You are 100% correct in your statement as things stand right now (i.e.
1989 ASD spec and 1999 LRFD spec).  For the specs that is "legal" force
right now, there are some rather large differences.  That is because ASD
has not been updated in more than a decade.  Think of ASD as an old Dodge
Charger from the 1970s or so...using "old" technology such as carbirators
and drum brakes, etc.  In the mean time, LRFD is like a Ford Mustang.  It
has consitantly gotten the latest in technology applied to it and thus
recent models have had things like disc brakes and fuel injection, etc.

That is until now...

Just like Dodge "revived" the Charger and updated it with new technology,
AISC has revived ASD with updated information and knowledge.  The point is
that the 2005 combined AISC spec (both ASD and LRFD) is done in a form so
that they are virtually interchangable.  This is where to some degree my
car analogy falls apart as a Dodge Charger and as Ford Mustang are not
really interchangable.  But for ASD and LRFD under the 2005 spec (as I
understand it at least...haven't looked too closely at it yet), the point
is that they are virtually the same thing except that on the demand side
(i.e. loads) you have load factors (or more specifically load factors
that are generally other than 1.0) for LRFD and there is a "modification"
factor on the capacity side that "converts" between LRFD and ASD.

The point is that you will see those additional "checks" now for ASD that
has traditionally only been seen in the LRFD design.

Annotated element listings:
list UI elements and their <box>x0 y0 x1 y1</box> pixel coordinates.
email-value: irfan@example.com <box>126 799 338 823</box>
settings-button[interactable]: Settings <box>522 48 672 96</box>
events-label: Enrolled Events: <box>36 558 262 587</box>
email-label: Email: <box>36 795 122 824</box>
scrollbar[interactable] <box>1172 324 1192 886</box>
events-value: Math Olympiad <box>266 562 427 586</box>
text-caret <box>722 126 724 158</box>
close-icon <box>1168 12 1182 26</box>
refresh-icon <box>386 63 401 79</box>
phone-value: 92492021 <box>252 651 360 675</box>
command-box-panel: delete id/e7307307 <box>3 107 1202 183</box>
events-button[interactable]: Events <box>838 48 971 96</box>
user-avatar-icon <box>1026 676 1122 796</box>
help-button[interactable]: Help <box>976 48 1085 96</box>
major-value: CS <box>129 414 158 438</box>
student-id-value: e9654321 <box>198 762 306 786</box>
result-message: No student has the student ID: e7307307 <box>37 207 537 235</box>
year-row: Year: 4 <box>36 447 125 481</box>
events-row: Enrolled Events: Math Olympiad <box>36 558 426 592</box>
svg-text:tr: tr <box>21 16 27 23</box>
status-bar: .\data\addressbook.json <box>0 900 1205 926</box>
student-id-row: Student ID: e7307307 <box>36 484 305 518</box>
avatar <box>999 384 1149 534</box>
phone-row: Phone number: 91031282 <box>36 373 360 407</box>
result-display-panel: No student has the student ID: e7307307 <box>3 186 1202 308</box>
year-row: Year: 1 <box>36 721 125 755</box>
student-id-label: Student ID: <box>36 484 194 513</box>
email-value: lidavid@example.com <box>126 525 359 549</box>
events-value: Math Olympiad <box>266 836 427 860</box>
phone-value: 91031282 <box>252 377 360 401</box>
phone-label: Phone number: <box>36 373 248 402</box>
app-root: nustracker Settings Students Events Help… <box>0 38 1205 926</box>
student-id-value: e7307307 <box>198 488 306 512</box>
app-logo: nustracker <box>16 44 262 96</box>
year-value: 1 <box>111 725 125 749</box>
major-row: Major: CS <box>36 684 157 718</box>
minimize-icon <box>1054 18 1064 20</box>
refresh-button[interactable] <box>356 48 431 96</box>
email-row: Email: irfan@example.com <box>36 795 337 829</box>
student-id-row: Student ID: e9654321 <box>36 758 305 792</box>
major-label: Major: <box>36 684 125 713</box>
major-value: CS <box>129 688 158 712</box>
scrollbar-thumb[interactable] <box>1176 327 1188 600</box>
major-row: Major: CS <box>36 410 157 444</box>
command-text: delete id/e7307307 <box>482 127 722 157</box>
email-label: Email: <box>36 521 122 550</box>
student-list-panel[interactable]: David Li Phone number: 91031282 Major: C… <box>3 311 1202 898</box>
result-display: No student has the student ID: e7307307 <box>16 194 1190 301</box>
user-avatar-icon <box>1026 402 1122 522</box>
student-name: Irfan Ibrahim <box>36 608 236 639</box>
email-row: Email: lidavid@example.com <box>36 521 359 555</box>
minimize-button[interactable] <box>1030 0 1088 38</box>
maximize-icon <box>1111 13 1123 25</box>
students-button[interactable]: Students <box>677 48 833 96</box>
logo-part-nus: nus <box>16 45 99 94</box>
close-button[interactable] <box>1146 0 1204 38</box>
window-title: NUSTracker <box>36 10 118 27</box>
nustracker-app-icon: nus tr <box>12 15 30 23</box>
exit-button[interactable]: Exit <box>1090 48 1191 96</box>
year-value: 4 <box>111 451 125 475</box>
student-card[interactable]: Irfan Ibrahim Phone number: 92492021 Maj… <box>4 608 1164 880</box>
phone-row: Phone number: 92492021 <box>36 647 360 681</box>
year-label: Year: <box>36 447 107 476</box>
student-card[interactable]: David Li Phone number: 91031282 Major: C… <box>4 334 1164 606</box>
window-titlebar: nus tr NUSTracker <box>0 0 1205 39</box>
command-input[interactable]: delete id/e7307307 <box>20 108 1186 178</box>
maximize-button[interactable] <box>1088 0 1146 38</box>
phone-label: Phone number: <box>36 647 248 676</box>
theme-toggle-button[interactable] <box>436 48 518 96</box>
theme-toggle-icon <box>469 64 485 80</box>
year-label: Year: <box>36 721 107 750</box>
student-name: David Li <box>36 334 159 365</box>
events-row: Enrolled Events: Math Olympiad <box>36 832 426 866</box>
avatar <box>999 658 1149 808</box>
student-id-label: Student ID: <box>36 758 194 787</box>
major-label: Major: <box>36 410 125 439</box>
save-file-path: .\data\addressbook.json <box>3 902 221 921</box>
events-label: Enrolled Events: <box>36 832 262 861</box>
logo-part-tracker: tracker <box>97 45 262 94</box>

◆ PROBLEM A ◆
According to the post comparing ASD and LRFD, how long has it been since ASD was last updated?
◆ PROBLEM B ◆
Convert the rows, from the very first one through the line containing "major-value: CS <box>129 414 158 438</box>", into a Markdown table with two columns, No. and Entry, skipping any blank lines.

◆ REPLY A ◆
More than a decade.

◆ REPLY B ◆
| No. | Entry |
|---|---|
| 1 | list UI elements and their <box>x0 y0 x1 y1</box> pixel coordinates. |
| 2 | email-value: irfan@example.com <box>126 799 338 823</box> |
| 3 | settings-button[interactable]: Settings <box>522 48 672 96</box> |
| 4 | events-label: Enrolled Events: <box>36 558 262 587</box> |
| 5 | email-label: Email: <box>36 795 122 824</box> |
| 6 | scrollbar[interactable] <box>1172 324 1192 886</box> |
| 7 | events-value: Math Olympiad <box>266 562 427 586</box> |
| 8 | text-caret <box>722 126 724 158</box> |
| 9 | close-icon <box>1168 12 1182 26</box> |
| 10 | refresh-icon <box>386 63 401 79</box> |
| 11 | phone-value: 92492021 <box>252 651 360 675</box> |
| 12 | command-box-panel: delete id/e7307307 <box>3 107 1202 183</box> |
| 13 | events-button[interactable]: Events <box>838 48 971 96</box> |
| 14 | user-avatar-icon <box>1026 676 1122 796</box> |
| 15 | help-button[interactable]: Help <box>976 48 1085 96</box> |
| 16 | major-value: CS <box>129 414 158 438</box> |